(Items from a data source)
____
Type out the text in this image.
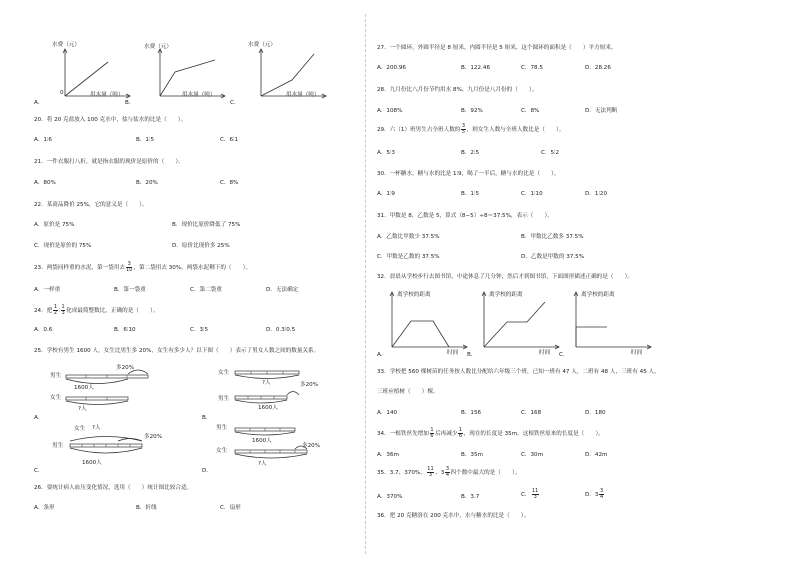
水费（元）
0	用水量（吨）
A．
水费（元）
用水量（吨）
B．
水费（元）
用水量（吨）
C．
20．将 20 克盐放入 100 克水中，盐与盐水的比是（　　）。
A．1∶6	B．1∶5	C．6∶1
21．一件衣服打八折，就是指衣服的现价是原价的（　　）。
A．80%	B．20%	C．8%
22．某商品降价 25%，它的意义是（　　）。
A．原价是 75%	B．现价比原价降低了 75%
C．现价是原价的 75%	D．原价比现价多 25%
23．两袋同样重的水泥，第一袋用去 $\frac{3}{10}$ ，第二袋用去 30%，两袋水泥剩下的（　　）。
A．一样重	B．第一袋重	C．第二袋重	D．无法确定
24．把 $\frac{1}{2}$ ∶ $\frac{1}{3}$ 化成最简整数比，正确的是（　　）。
A．0.6	B．6∶10	C．3∶5	D．0.3∶0.5
25．学校有男生 1600 人，女生比男生多 20%，女生有多少人？以下图（　　）表示了男女人数之间的数量关系。
男生
多20%
女生
1600人
?人
A．
女生
?人	多20%
男生
1600人
B．
?人
女生
多20%
男生
1600人
C．
男生
1600人
多20%
女生
?人
D．
26．要统计病人血压变化情况，选用（　　）统计图比较合适。
A．条形	B．折线	C．扇形
27．一个圆环，外圆半径是 8 厘米，内圆半径是 5 厘米，这个圆环的面积是（　　）平方厘米。
A．200.96	B．122.46	C．78.5	D．28.26
28．九月份比八月份节约用水 8%，九月份是八月份的（　　）。
A．108%	B．92%	C．8%	D．无法判断
29．六（1）班男生占全班人数的 $\frac{3}{5}$ ，则女生人数与全班人数比是（　　）。
A．5∶3	B．2∶5	C．5∶2
30．一杯糖水，糖与水的比是 1∶9，喝了一半后，糖与水的比是（　　）。
A．1∶9	B．1∶5	C．1∶10	D．1∶20
31．甲数是 8，乙数是 5，算式（8−5）÷8＝37.5%，表示（　　）。
A．乙数比甲数少 37.5%	B．甲数比乙数多 37.5%
C．甲数是乙数的 37.5%	D．乙数是甲数的 37.5%
32．晨晨从学校步行去图书馆，中途休息了几分钟，然后才到图书馆，下面图形描述正确的是（　　）。
离学校的距离
时间
A．
离学校的距离
时间
B．
离学校的距离
时间
C．
33．学校把 560 棵树苗的任务按人数比分配给六年级三个班，已知一班有 47 人，二班有 48 人，三班有 45 人，
三班应植树（　　）棵。
A．140	B．156	C．168	D．180
34．一根铁丝先增加 $\frac{1}{6}$ 后再减少 $\frac{1}{6}$ ，现在的长度是 35m，这根铁丝原来的长度是（　　）。
A．36m	B．35m	C．30m	D．42m
35．3.7、370%、 $\frac{11}{3}$ 、$3 \frac{3}{4}$ 四个数中最大的是（　　）。
A．370%	B．3.7	C． $\frac{11}{3}$	D．$3 \frac{3}{4}$
36．把 20 克糖溶在 200 克水中，水与糖水的比是（　　）。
____
* _Exercise directions_:
From the entries, copy out each line containing the word "frac".

* _Finished answer_:
23．两袋同样重的水泥，第一袋用去 $\frac{3}{10}$ ，第二袋用去 30%，两袋水泥剩下的（　　）。
24．把 $\frac{1}{2}$ ∶ $\frac{1}{3}$ 化成最简整数比，正确的是（　　）。
29．六（1）班男生占全班人数的 $\frac{3}{5}$ ，则女生人数与全班人数比是（　　）。
34．一根铁丝先增加 $\frac{1}{6}$ 后再减少 $\frac{1}{6}$ ，现在的长度是 35m，这根铁丝原来的长度是（　　）。
35．3.7、370%、 $\frac{11}{3}$ 、$3 \frac{3}{4}$ 四个数中最大的是（　　）。
A．370%	B．3.7	C． $\frac{11}{3}$	D．$3 \frac{3}{4}$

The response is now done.